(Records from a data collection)
------------------------
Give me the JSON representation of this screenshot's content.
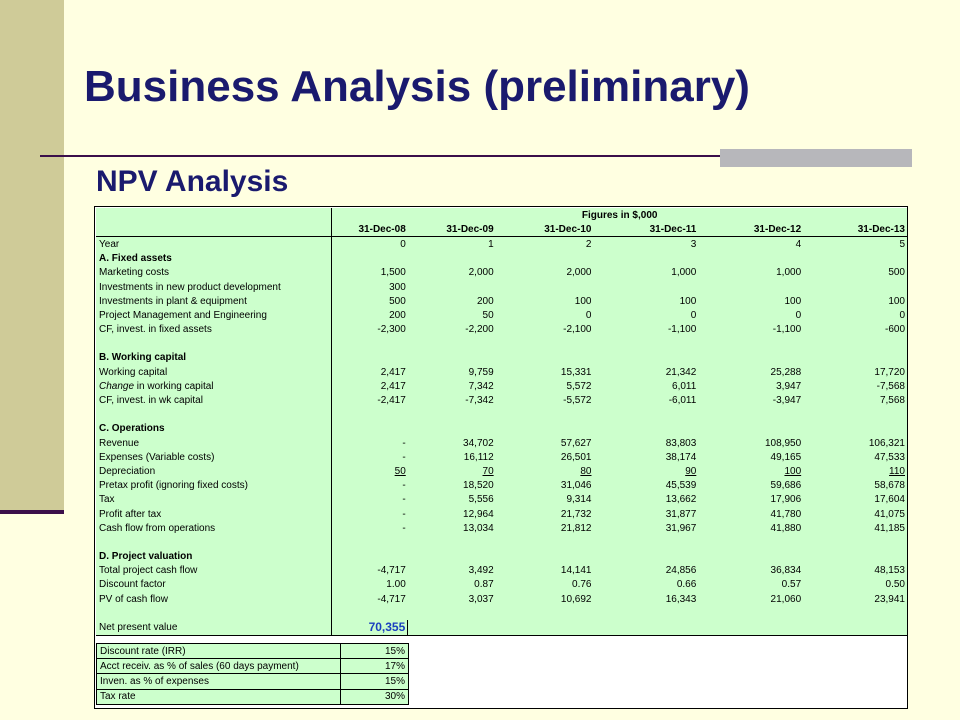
{
  "slide": {
    "title": "Business Analysis (preliminary)",
    "subtitle": "NPV Analysis"
  },
  "table": {
    "figures_note": "Figures in $,000",
    "dates": [
      "31-Dec-08",
      "31-Dec-09",
      "31-Dec-10",
      "31-Dec-11",
      "31-Dec-12",
      "31-Dec-13"
    ],
    "rows": {
      "year": {
        "label": "Year",
        "values": [
          "0",
          "1",
          "2",
          "3",
          "4",
          "5"
        ]
      },
      "sec_a": {
        "label": "A. Fixed assets"
      },
      "marketing": {
        "label": "Marketing costs",
        "values": [
          "1,500",
          "2,000",
          "2,000",
          "1,000",
          "1,000",
          "500"
        ]
      },
      "inv_npd": {
        "label": "Investments in new product development",
        "values": [
          "300",
          "",
          "",
          "",
          "",
          ""
        ]
      },
      "inv_plant": {
        "label": "Investments in plant & equipment",
        "values": [
          "500",
          "200",
          "100",
          "100",
          "100",
          "100"
        ]
      },
      "pm_eng": {
        "label": "Project Management and Engineering",
        "values": [
          "200",
          "50",
          "0",
          "0",
          "0",
          "0"
        ]
      },
      "cf_fixed": {
        "label": "CF, invest. in fixed assets",
        "values": [
          "-2,300",
          "-2,200",
          "-2,100",
          "-1,100",
          "-1,100",
          "-600"
        ]
      },
      "sec_b": {
        "label": "B. Working capital"
      },
      "wc": {
        "label": "Working capital",
        "values": [
          "2,417",
          "9,759",
          "15,331",
          "21,342",
          "25,288",
          "17,720"
        ]
      },
      "chg_wc": {
        "label_italic": "Change",
        "label_rest": " in working capital",
        "values": [
          "2,417",
          "7,342",
          "5,572",
          "6,011",
          "3,947",
          "-7,568"
        ]
      },
      "cf_wc": {
        "label": "CF, invest. in wk capital",
        "values": [
          "-2,417",
          "-7,342",
          "-5,572",
          "-6,011",
          "-3,947",
          "7,568"
        ]
      },
      "sec_c": {
        "label": "C. Operations"
      },
      "revenue": {
        "label": "Revenue",
        "values": [
          "-",
          "34,702",
          "57,627",
          "83,803",
          "108,950",
          "106,321"
        ]
      },
      "expenses": {
        "label": "Expenses (Variable costs)",
        "values": [
          "-",
          "16,112",
          "26,501",
          "38,174",
          "49,165",
          "47,533"
        ]
      },
      "depreciation": {
        "label": "Depreciation",
        "values": [
          "50",
          "70",
          "80",
          "90",
          "100",
          "110"
        ]
      },
      "pretax": {
        "label": "Pretax profit (ignoring fixed costs)",
        "values": [
          "-",
          "18,520",
          "31,046",
          "45,539",
          "59,686",
          "58,678"
        ]
      },
      "tax": {
        "label": "Tax",
        "values": [
          "-",
          "5,556",
          "9,314",
          "13,662",
          "17,906",
          "17,604"
        ]
      },
      "pat": {
        "label": "Profit after tax",
        "values": [
          "-",
          "12,964",
          "21,732",
          "31,877",
          "41,780",
          "41,075"
        ]
      },
      "cf_ops": {
        "label": "Cash flow from operations",
        "values": [
          "-",
          "13,034",
          "21,812",
          "31,967",
          "41,880",
          "41,185"
        ]
      },
      "sec_d": {
        "label": "D. Project valuation"
      },
      "total_cf": {
        "label": "Total project cash flow",
        "values": [
          "-4,717",
          "3,492",
          "14,141",
          "24,856",
          "36,834",
          "48,153"
        ]
      },
      "disc_factor": {
        "label": "Discount factor",
        "values": [
          "1.00",
          "0.87",
          "0.76",
          "0.66",
          "0.57",
          "0.50"
        ]
      },
      "pv_cf": {
        "label": "PV of cash flow",
        "values": [
          "-4,717",
          "3,037",
          "10,692",
          "16,343",
          "21,060",
          "23,941"
        ]
      },
      "npv": {
        "label": "Net present value",
        "value": "70,355"
      }
    }
  },
  "params": [
    {
      "label": "Discount rate (IRR)",
      "value": "15%"
    },
    {
      "label": "Acct receiv. as % of sales (60 days payment)",
      "value": "17%"
    },
    {
      "label": "Inven. as % of expenses",
      "value": "15%"
    },
    {
      "label": "Tax rate",
      "value": "30%"
    }
  ]
}
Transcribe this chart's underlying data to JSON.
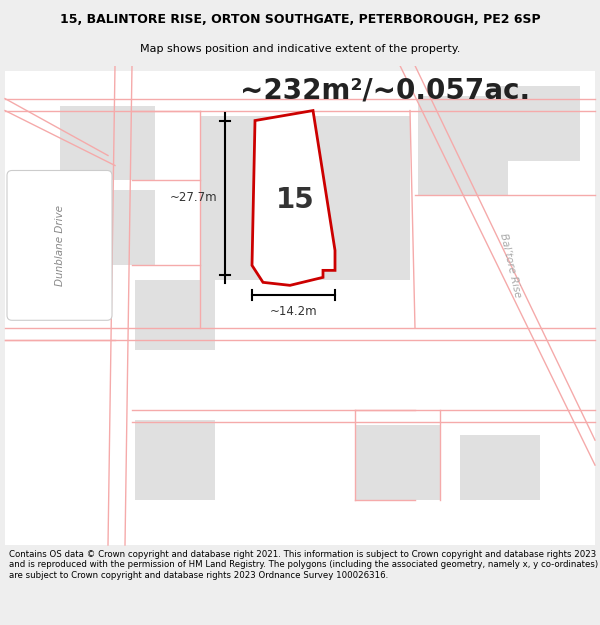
{
  "title_line1": "15, BALINTORE RISE, ORTON SOUTHGATE, PETERBOROUGH, PE2 6SP",
  "title_line2": "Map shows position and indicative extent of the property.",
  "area_text": "~232m²/~0.057ac.",
  "property_number": "15",
  "dim_width": "~14.2m",
  "dim_height": "~27.7m",
  "street_label_left": "Dunblane Drive",
  "street_label_right": "Bal’tore Rise",
  "footer_text": "Contains OS data © Crown copyright and database right 2021. This information is subject to Crown copyright and database rights 2023 and is reproduced with the permission of HM Land Registry. The polygons (including the associated geometry, namely x, y co-ordinates) are subject to Crown copyright and database rights 2023 Ordnance Survey 100026316.",
  "bg_color": "#eeeeee",
  "map_bg": "#ffffff",
  "plot_fill": "#ffffff",
  "plot_outline": "#cc0000",
  "road_line_color": "#f5aaaa",
  "gray_fill": "#e0e0e0",
  "title_fontsize": 9.0,
  "subtitle_fontsize": 8.0,
  "area_fontsize": 20,
  "number_fontsize": 20,
  "footer_fontsize": 6.2,
  "dim_fontsize": 8.5,
  "street_fontsize": 7.5
}
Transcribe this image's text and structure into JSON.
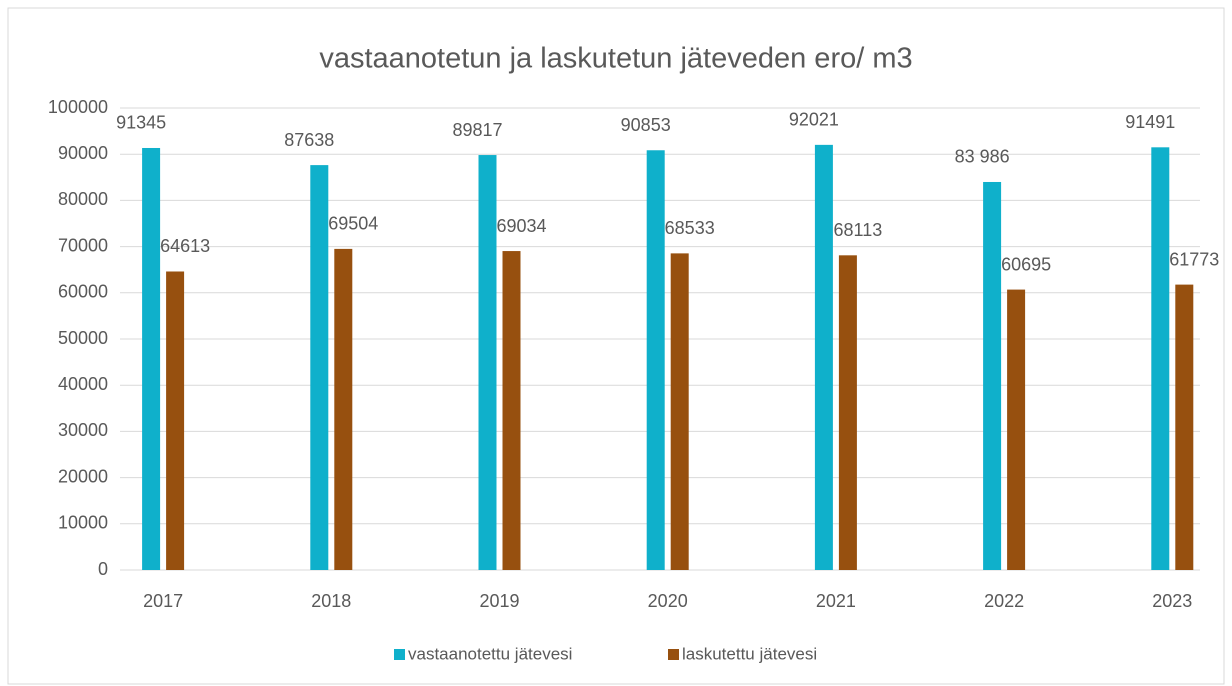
{
  "chart_data": {
    "type": "bar",
    "title": "vastaanotetun ja laskutetun jäteveden ero/ m3",
    "categories": [
      "2017",
      "2018",
      "2019",
      "2020",
      "2021",
      "2022",
      "2023"
    ],
    "series": [
      {
        "name": "vastaanotettu jätevesi",
        "color": "#0fb0cb",
        "values": [
          91345,
          87638,
          89817,
          90853,
          92021,
          83986,
          91491
        ],
        "value_labels": [
          "91345",
          "87638",
          "89817",
          "90853",
          "92021",
          "83 986",
          "91491"
        ]
      },
      {
        "name": "laskutettu jätevesi",
        "color": "#97500f",
        "values": [
          64613,
          69504,
          69034,
          68533,
          68113,
          60695,
          61773
        ]
      }
    ],
    "ylim": [
      0,
      100000
    ],
    "yticks": [
      0,
      10000,
      20000,
      30000,
      40000,
      50000,
      60000,
      70000,
      80000,
      90000,
      100000
    ],
    "grid": true,
    "legend": "bottom"
  }
}
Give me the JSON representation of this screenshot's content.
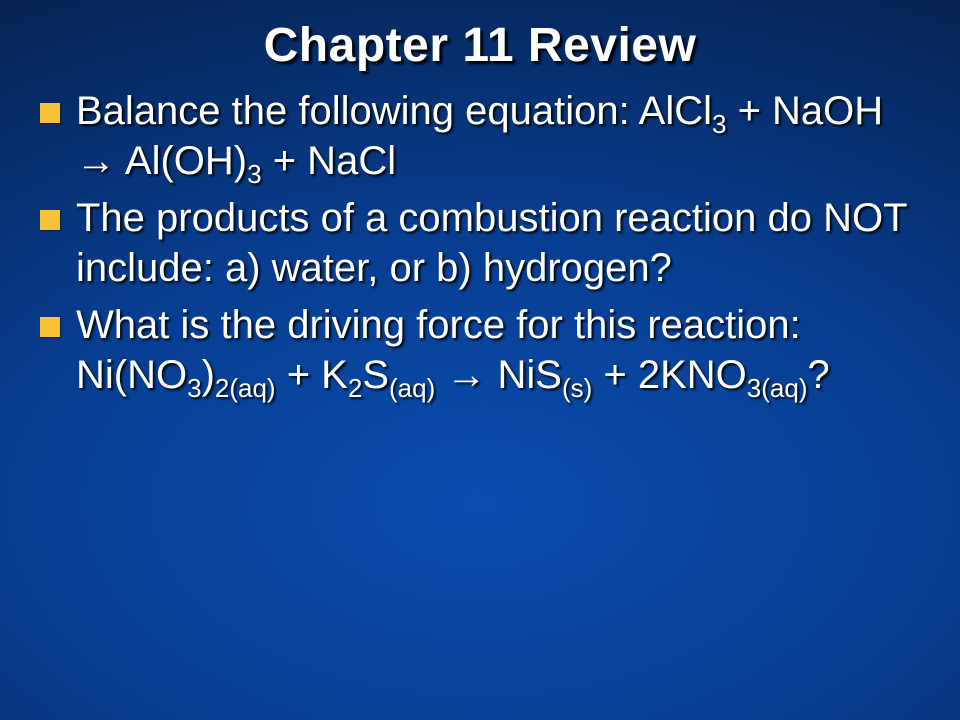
{
  "slide": {
    "title": "Chapter 11 Review",
    "bullets": [
      {
        "pre": "Balance the following equation: AlCl",
        "sub1": "3",
        "mid1": " + NaOH → Al(OH)",
        "sub2": "3",
        "post": " + NaCl"
      },
      {
        "text": "The products of a combustion reaction do NOT include: a) water, or b) hydrogen?"
      },
      {
        "line1": "What is the driving force for this reaction:",
        "eq_p1": "Ni(NO",
        "eq_s1": "3",
        "eq_p2": ")",
        "eq_s2": "2(aq)",
        "eq_p3": " + K",
        "eq_s3": "2",
        "eq_p4": "S",
        "eq_s4": "(aq)",
        "eq_p5": " → NiS",
        "eq_s5": "(s)",
        "eq_p6": " + 2KNO",
        "eq_s6": "3(aq)",
        "eq_p7": "?"
      }
    ],
    "style": {
      "title_font_size": 48,
      "body_font_size": 40,
      "bullet_color": "#f6c338",
      "text_color": "#ffffff",
      "background_gradient": [
        "#0a4db0",
        "#083d8f",
        "#06285f",
        "#041328"
      ]
    }
  }
}
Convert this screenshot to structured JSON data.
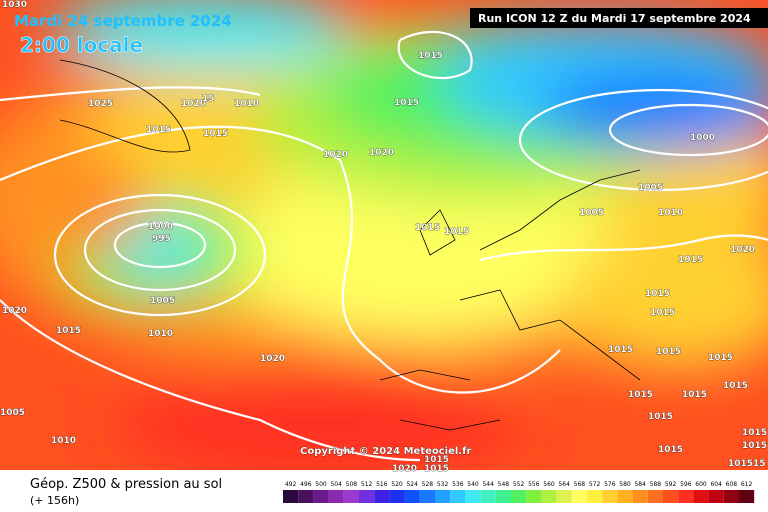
{
  "header": {
    "date": "Mardi 24 septembre 2024",
    "time": "2:00 locale",
    "run": "Run ICON 12 Z du Mardi 17 septembre 2024"
  },
  "copyright": "Copyright © 2024 Meteociel.fr",
  "footer": {
    "title": "Géop. Z500 & pression au sol",
    "lead": "(+ 156h)"
  },
  "isobar_labels": [
    "1030",
    "1025",
    "1020",
    "15",
    "1010",
    "1015",
    "1015",
    "1015",
    "1015",
    "1020",
    "1020",
    "1000",
    "1005",
    "1005",
    "1010",
    "1015",
    "1015",
    "1000",
    "995",
    "1020",
    "1015",
    "1015",
    "1015",
    "1005",
    "1020",
    "1015",
    "1010",
    "1020",
    "1015",
    "1015",
    "1015",
    "1015",
    "1015",
    "1015",
    "1015",
    "1005",
    "1010",
    "1015",
    "1015",
    "1015",
    "1015",
    "1020",
    "1015",
    "101515"
  ],
  "scale": {
    "values": [
      492,
      496,
      500,
      504,
      508,
      512,
      516,
      520,
      524,
      528,
      532,
      536,
      540,
      544,
      548,
      552,
      556,
      560,
      564,
      568,
      572,
      576,
      580,
      584,
      588,
      592,
      596,
      600,
      604,
      608,
      612
    ],
    "colors": [
      "#2a0a3a",
      "#4a1060",
      "#6a1a8a",
      "#8a2ab0",
      "#9a3ad0",
      "#7030e0",
      "#4020e0",
      "#2030f0",
      "#1050ff",
      "#1878ff",
      "#20a0ff",
      "#30c8ff",
      "#40e8f0",
      "#40f0c0",
      "#40f090",
      "#50f060",
      "#80f040",
      "#b0f040",
      "#e0f050",
      "#ffff60",
      "#fff040",
      "#ffd030",
      "#ffb020",
      "#ff9020",
      "#ff7020",
      "#ff5020",
      "#ff3020",
      "#e01010",
      "#c00010",
      "#900010",
      "#600010"
    ]
  }
}
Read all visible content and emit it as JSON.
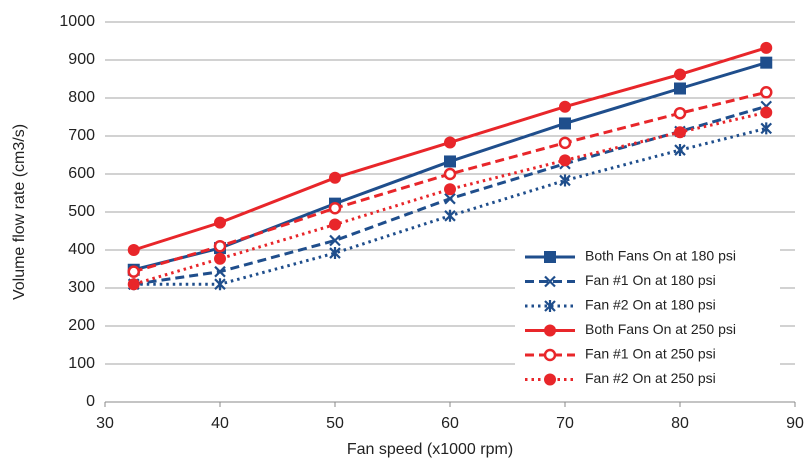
{
  "chart_data": {
    "type": "line",
    "x_label": "Fan speed (x1000 rpm)",
    "y_label": "Volume flow rate (cm3/s)",
    "x": [
      32.5,
      40,
      50,
      60,
      70,
      80,
      87.5
    ],
    "xlim": [
      30,
      90
    ],
    "xticks": [
      30,
      40,
      50,
      60,
      70,
      80,
      90
    ],
    "ylim": [
      0,
      1000
    ],
    "yticks": [
      0,
      100,
      200,
      300,
      400,
      500,
      600,
      700,
      800,
      900,
      1000
    ],
    "grid": true,
    "legend": "lower right",
    "series": [
      {
        "name": "Both Fans On at 180 psi",
        "color": "#1f4e8c",
        "dash": "solid",
        "marker": "square",
        "values": [
          348,
          405,
          522,
          633,
          733,
          825,
          893
        ]
      },
      {
        "name": "Fan #1 On at 180 psi",
        "color": "#1f4e8c",
        "dash": "dashed",
        "marker": "x",
        "values": [
          310,
          343,
          425,
          535,
          627,
          712,
          778
        ]
      },
      {
        "name": "Fan #2 On at 180 psi",
        "color": "#1f4e8c",
        "dash": "dotted",
        "marker": "asterisk",
        "values": [
          310,
          310,
          392,
          490,
          583,
          663,
          720
        ]
      },
      {
        "name": "Both Fans On at 250 psi",
        "color": "#e8262a",
        "dash": "solid",
        "marker": "circle",
        "values": [
          400,
          472,
          590,
          683,
          777,
          862,
          932
        ]
      },
      {
        "name": "Fan #1 On at 250 psi",
        "color": "#e8262a",
        "dash": "dashed",
        "marker": "open-circle",
        "values": [
          343,
          410,
          510,
          600,
          682,
          760,
          815
        ]
      },
      {
        "name": "Fan #2 On at 250 psi",
        "color": "#e8262a",
        "dash": "dotted",
        "marker": "circle",
        "values": [
          310,
          377,
          467,
          560,
          636,
          710,
          762
        ]
      }
    ]
  }
}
------------------------
Given request: Collect the lines of the data that carry the word "marker".

Complete answer:
        "marker": "square",
        "marker": "x",
        "marker": "asterisk",
        "marker": "circle",
        "marker": "open-circle",
        "marker": "circle",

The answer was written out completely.